◆ EXERCISE BRIEF ◆
Restate the entries below word for word, omitting nothing.

(Stored data entries)
^^^^

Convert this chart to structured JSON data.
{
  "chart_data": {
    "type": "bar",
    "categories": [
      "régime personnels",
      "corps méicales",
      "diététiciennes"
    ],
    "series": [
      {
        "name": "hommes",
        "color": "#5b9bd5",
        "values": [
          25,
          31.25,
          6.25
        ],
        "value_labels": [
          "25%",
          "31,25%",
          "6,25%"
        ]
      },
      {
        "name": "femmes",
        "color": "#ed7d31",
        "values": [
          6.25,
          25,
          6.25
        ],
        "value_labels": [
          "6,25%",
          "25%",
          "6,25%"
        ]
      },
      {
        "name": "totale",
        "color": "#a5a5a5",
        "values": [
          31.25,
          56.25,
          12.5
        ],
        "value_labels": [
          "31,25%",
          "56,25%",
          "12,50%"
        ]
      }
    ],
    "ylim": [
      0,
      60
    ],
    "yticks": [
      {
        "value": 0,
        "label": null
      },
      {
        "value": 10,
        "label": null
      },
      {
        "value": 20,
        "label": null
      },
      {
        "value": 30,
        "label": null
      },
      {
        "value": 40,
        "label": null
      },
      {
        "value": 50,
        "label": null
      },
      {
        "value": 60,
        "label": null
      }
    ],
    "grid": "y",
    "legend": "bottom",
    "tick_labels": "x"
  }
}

^^^^

◆ COMPLETED EXERCISE ◆
Convert this chart to structured JSON data.
{
  "chart_data": {
    "type": "bar",
    "categories": [
      "régime personnels",
      "corps méicales",
      "diététiciennes"
    ],
    "series": [
      {
        "name": "hommes",
        "color": "#5b9bd5",
        "values": [
          25,
          31.25,
          6.25
        ],
        "value_labels": [
          "25%",
          "31,25%",
          "6,25%"
        ]
      },
      {
        "name": "femmes",
        "color": "#ed7d31",
        "values": [
          6.25,
          25,
          6.25
        ],
        "value_labels": [
          "6,25%",
          "25%",
          "6,25%"
        ]
      },
      {
        "name": "totale",
        "color": "#a5a5a5",
        "values": [
          31.25,
          56.25,
          12.5
        ],
        "value_labels": [
          "31,25%",
          "56,25%",
          "12,50%"
        ]
      }
    ],
    "ylim": [
      0,
      60
    ],
    "yticks": [
      {
        "value": 0,
        "label": null
      },
      {
        "value": 10,
        "label": null
      },
      {
        "value": 20,
        "label": null
      },
      {
        "value": 30,
        "label": null
      },
      {
        "value": 40,
        "label": null
      },
      {
        "value": 50,
        "label": null
      },
      {
        "value": 60,
        "label": null
      }
    ],
    "grid": "y",
    "legend": "bottom",
    "tick_labels": "x"
  }
}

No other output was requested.